# What to do:
Please copy every line of the records below that holds the word "object".

** begin Source records **

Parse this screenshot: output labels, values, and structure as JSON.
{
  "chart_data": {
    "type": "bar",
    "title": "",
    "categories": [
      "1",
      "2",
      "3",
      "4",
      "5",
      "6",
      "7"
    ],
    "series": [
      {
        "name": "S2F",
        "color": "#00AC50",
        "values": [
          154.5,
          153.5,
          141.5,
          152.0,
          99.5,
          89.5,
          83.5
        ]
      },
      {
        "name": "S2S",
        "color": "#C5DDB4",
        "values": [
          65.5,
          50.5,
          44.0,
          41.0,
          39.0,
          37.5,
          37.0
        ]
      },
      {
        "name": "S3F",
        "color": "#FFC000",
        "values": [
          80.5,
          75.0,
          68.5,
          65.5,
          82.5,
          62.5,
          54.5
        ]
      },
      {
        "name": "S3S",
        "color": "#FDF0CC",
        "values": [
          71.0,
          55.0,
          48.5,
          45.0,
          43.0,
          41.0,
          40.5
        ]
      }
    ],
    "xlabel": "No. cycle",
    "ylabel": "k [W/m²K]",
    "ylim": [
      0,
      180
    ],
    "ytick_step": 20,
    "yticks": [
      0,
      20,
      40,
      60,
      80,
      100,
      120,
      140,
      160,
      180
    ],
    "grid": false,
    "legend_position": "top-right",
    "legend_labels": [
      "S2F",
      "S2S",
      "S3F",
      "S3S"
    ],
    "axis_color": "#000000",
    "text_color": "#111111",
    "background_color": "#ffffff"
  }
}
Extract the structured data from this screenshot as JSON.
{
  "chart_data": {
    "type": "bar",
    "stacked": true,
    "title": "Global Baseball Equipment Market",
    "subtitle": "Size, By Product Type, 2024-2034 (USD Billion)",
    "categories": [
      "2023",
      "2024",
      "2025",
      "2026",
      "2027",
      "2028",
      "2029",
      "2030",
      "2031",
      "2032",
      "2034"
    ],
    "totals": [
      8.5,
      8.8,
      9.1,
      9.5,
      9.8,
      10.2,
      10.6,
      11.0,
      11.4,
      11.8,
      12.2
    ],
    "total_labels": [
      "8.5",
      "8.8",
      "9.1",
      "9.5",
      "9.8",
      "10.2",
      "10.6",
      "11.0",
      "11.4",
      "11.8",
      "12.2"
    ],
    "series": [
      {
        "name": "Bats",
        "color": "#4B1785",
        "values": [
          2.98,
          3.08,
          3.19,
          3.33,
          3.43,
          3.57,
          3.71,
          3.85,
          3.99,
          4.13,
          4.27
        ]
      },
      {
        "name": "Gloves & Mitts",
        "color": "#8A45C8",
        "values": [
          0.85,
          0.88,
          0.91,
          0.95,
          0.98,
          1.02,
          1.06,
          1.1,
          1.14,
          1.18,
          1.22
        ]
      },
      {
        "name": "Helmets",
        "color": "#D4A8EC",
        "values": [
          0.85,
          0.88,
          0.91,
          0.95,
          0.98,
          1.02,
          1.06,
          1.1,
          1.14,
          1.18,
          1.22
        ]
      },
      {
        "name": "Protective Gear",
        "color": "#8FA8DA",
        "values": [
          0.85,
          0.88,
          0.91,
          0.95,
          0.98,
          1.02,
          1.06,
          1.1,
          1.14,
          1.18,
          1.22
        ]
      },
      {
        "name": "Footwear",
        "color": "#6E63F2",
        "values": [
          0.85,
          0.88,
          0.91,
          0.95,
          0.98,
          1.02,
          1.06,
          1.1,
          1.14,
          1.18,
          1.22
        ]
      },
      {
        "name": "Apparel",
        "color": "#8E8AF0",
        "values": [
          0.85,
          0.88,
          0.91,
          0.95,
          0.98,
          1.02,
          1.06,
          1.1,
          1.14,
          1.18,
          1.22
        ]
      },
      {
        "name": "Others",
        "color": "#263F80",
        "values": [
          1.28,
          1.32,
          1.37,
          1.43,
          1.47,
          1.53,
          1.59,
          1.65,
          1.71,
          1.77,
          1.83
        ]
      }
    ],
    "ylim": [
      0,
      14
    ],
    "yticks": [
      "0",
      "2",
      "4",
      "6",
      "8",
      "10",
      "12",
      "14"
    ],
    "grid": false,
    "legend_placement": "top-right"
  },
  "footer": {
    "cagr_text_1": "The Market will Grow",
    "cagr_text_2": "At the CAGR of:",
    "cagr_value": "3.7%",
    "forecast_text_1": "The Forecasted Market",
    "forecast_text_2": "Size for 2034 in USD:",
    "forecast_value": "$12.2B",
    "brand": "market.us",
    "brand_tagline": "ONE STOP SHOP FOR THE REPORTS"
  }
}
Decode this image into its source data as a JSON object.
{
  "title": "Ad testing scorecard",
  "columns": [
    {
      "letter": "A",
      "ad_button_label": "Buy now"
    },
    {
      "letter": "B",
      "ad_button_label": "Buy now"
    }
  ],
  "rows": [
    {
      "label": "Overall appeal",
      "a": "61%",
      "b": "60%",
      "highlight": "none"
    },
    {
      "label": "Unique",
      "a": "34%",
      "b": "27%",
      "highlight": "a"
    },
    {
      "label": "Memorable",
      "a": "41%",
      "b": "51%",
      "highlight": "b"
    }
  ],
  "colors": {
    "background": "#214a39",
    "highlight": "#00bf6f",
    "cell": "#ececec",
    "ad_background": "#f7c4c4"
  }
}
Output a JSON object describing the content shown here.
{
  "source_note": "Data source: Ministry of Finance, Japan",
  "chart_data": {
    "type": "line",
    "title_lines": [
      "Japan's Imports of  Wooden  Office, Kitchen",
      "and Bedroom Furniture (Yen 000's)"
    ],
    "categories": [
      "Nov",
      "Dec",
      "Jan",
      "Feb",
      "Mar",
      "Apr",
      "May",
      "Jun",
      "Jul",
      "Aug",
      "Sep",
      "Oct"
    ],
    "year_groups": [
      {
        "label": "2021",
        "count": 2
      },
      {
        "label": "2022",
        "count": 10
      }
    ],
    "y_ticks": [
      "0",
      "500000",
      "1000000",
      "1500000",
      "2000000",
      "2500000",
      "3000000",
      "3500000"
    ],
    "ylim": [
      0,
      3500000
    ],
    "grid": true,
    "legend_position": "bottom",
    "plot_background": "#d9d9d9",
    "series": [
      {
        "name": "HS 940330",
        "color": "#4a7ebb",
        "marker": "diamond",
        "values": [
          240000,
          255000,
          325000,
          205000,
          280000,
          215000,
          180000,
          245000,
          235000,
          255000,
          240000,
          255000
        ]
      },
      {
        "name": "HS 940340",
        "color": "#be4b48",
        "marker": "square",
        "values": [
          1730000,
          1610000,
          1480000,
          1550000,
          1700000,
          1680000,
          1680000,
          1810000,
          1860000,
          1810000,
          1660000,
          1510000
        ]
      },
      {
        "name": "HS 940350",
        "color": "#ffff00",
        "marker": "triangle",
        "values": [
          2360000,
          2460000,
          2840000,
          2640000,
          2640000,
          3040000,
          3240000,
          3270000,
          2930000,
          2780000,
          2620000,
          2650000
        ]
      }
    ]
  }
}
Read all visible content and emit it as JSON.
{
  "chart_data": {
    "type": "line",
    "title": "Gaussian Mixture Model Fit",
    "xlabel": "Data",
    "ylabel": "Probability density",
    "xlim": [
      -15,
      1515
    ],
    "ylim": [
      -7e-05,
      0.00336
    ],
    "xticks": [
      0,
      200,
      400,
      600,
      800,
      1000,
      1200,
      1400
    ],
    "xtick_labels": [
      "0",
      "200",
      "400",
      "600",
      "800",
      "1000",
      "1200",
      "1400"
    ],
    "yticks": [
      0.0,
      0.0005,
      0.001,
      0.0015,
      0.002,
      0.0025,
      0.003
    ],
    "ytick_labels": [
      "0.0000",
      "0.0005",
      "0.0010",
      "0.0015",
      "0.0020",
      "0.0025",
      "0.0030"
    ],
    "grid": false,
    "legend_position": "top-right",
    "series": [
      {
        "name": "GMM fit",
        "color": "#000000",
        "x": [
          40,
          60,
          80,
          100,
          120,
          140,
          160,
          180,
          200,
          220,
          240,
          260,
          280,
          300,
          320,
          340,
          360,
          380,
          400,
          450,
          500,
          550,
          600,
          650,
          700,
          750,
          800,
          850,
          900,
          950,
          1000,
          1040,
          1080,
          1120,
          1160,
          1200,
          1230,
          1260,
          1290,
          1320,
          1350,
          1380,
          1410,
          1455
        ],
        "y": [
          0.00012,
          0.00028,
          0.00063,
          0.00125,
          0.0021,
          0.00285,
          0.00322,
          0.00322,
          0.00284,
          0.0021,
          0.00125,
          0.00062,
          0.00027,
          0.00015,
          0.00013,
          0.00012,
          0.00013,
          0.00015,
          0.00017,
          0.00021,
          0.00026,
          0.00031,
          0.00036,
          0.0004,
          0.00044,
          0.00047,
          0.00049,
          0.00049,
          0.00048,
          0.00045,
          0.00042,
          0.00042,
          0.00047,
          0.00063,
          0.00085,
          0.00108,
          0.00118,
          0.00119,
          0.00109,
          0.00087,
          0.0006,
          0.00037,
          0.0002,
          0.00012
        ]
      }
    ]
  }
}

** end Source records **

# Correct result:
Decode this image into its source data as a JSON object.
Output a JSON object describing the content shown here.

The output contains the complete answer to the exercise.